### Stated problem 1
Answer these questions from the text on the letters to Timothy:
(a) From where was the first letter evidently written?
(b) Where was the second letter composed?
(c) Which catalog from the second century C.E. is named as listing both letters as canonical?

--- start of Selected text ---

TIMOTHY, LETTERS TO
Two inspired letters of the Christian Greek Scriptures addressed to Timothy by the apostle Paul, who identifies himself as the writer in the opening words of each letter. (1Ti 1:1; 2Ti 1:1) The first letter was evidently written from Macedonia. A basis for assigning an approximate date for the composition of this letter is found in the first chapter, verse 3, which reads: “Just as I encouraged you to stay in Ephesus when I was about to go my way into Macedonia, so I do now.” There is no mention of this in the book of Acts, which covers a period from the time of Jesus’ ascension to heaven in 33 C.E. until the second year of Paul’s imprisonment in Rome, about 61 C.E. Accordingly, it seems that it was sometime after his being released that Paul encouraged Timothy to stay in Ephesus, and then Paul apparently departed for Macedonia. This would place the time for the writing of First Timothy between the date of the apostle’s release from his first imprisonment at Rome and his final imprisonment there, or about 61-64 C.E. The second letter was composed at Rome during Paul’s final imprisonment (likely c. 65 C.E.) and not long before his death.—2Ti 1:8, 17; 4:6-9.
Authenticity. The authenticity of First and Second Timothy is well established. All outstanding ancient catalogs, starting with the Muratorian Fragment of the second century C.E., list both letters as canonical. Most important, these letters are in complete agreement with the rest of the Scriptures and quote from them. They contain quotations from or allusions to Numbers (16:5; 2Ti 2:19), Deuteronomy (19:15; 25:4; 1Ti 5:18, 19), Isaiah (26:13; 2Ti 2:19), and the words of Jesus Christ (Mt 10:10; Lu 10:7; 1Ti 5:18). Noteworthy are the frequent references to faith (1Ti 1:2, 4, 5, 14, 19; 2:7, 15; 3:9, 13; 4:1, 6, 12; 5:8, 12; 6:10-12, 21; 2Ti 1:5, 13; 2:18, 22; 3:8, 10, 15; 4:7), as well as the emphasis on right doctrine (1Ti 1:3, 4; 4:1-3, 6, 7; 6:3, 4, 20, 21; 2Ti 1:13; 3:14, 15; 4:3, 5), conduct (1Ti 2:8-11, 15; 3:2-13; 4:12; 5:1-21; 6:1, 2, 11-14; 2Ti 2:22), prayer (1Ti 2:1, 2, 8; 4:5; 5:5; 2Ti 1:3), and faithful endurance through suffering (2Ti 1:8, 12; 2:3, 8-13).

--- end of Selected text ---
--- start of Given records ---

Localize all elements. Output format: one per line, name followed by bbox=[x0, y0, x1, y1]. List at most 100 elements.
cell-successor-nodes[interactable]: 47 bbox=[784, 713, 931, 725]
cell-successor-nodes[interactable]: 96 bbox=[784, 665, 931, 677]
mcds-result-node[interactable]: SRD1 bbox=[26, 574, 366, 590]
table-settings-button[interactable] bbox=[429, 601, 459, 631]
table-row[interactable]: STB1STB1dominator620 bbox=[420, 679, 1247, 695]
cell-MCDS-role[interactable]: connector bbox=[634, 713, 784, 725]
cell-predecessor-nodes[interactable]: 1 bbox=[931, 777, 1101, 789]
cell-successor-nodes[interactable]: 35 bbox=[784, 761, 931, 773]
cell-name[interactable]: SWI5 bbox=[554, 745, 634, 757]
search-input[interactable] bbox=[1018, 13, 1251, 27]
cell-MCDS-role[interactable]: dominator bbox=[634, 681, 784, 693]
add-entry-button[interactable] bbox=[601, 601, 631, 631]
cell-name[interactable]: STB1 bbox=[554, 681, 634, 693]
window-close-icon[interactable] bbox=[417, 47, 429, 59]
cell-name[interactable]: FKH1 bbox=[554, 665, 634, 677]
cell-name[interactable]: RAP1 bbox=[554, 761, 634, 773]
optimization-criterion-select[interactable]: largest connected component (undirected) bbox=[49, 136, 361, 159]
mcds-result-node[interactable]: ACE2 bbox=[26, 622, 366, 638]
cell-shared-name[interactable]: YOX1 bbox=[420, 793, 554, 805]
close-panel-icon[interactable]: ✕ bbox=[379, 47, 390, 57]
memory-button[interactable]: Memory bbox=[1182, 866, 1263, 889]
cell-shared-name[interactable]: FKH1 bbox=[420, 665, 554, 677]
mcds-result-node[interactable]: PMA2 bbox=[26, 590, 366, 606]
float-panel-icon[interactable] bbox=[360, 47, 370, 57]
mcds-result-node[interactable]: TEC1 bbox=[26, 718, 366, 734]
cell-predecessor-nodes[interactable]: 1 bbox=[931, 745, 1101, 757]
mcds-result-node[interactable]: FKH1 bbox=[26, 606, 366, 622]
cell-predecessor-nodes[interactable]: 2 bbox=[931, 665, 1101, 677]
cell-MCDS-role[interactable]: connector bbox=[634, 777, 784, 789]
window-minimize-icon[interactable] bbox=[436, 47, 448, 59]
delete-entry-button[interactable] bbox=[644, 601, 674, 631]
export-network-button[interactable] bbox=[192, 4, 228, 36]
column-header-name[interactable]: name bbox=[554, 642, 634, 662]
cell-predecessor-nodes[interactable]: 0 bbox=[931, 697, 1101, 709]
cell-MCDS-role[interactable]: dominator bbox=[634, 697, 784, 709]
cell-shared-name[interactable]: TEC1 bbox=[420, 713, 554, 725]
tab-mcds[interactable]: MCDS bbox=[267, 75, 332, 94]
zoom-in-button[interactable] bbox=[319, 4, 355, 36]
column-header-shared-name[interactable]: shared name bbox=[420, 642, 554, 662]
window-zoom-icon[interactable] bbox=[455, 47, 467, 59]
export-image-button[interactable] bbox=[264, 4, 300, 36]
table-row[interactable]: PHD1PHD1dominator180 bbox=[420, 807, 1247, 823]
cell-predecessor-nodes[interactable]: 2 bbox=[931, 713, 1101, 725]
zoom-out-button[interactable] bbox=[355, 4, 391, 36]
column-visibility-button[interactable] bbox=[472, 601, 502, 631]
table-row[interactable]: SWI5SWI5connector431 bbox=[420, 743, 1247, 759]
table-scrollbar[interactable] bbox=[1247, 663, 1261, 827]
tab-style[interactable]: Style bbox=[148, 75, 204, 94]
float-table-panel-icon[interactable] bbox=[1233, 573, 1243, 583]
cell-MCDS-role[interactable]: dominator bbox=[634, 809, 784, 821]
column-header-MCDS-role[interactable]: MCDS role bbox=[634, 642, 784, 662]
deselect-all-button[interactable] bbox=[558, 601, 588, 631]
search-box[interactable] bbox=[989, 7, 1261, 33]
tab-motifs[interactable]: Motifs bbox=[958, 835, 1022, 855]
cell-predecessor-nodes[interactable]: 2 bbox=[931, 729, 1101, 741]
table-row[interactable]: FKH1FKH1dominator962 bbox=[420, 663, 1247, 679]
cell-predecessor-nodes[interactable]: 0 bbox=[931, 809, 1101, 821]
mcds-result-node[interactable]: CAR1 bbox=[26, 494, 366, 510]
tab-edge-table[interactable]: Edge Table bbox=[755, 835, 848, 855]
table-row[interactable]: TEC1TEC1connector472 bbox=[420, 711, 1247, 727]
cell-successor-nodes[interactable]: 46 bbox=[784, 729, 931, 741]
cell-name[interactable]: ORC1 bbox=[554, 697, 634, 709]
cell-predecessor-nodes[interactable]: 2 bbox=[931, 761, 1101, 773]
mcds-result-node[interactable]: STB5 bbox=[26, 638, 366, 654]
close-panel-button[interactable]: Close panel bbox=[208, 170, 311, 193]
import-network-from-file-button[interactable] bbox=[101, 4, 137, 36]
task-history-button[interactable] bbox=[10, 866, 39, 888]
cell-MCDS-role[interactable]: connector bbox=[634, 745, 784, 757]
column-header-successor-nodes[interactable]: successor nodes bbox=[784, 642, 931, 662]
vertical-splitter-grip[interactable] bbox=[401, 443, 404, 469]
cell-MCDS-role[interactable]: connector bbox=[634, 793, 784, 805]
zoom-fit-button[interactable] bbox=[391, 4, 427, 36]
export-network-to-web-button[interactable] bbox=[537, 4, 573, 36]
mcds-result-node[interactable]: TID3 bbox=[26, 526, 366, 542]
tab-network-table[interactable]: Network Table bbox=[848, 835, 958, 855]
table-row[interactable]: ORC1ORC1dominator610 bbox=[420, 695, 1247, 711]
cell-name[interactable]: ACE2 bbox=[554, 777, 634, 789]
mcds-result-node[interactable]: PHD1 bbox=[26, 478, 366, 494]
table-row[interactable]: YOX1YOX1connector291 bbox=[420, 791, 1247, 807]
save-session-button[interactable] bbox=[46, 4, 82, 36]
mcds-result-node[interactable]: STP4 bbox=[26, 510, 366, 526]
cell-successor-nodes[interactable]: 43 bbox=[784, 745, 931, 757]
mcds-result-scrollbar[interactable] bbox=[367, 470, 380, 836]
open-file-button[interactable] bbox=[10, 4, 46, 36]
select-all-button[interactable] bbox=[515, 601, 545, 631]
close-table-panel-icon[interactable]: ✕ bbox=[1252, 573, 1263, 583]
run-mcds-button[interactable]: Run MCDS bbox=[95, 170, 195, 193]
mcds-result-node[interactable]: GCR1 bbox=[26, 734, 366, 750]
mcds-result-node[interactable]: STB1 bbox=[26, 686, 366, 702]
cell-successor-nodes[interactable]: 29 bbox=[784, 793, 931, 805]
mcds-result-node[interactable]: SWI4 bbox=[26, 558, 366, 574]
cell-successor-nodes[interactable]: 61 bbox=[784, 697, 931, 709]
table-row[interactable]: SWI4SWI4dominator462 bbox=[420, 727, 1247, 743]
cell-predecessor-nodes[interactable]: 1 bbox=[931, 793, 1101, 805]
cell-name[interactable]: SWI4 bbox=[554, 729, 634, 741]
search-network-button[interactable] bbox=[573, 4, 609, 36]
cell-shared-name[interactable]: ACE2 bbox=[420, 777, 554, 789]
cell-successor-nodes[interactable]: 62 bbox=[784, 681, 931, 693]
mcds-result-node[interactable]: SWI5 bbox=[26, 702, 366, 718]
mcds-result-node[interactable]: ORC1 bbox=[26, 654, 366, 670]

--- end of Given records ---

### Stated problem 2
In the rows from the first one through the line containing "table-settings-button[interactable] bbox=[429, 601, 459, 631]", rename "cell-successor-nodes" to "cell-next-nodes", and write those lines out again with everything else unchanged.

### Correct response 1
(a) Macedonia
(b) Rome, during Paul's final imprisonment
(c) The Muratorian Fragment

### Correct response 2
Localize all elements. Output format: one per line, name followed by bbox=[x0, y0, x1, y1]. List at most 100 elements.
cell-next-nodes[interactable]: 47 bbox=[784, 713, 931, 725]
cell-next-nodes[interactable]: 96 bbox=[784, 665, 931, 677]
mcds-result-node[interactable]: SRD1 bbox=[26, 574, 366, 590]
table-settings-button[interactable] bbox=[429, 601, 459, 631]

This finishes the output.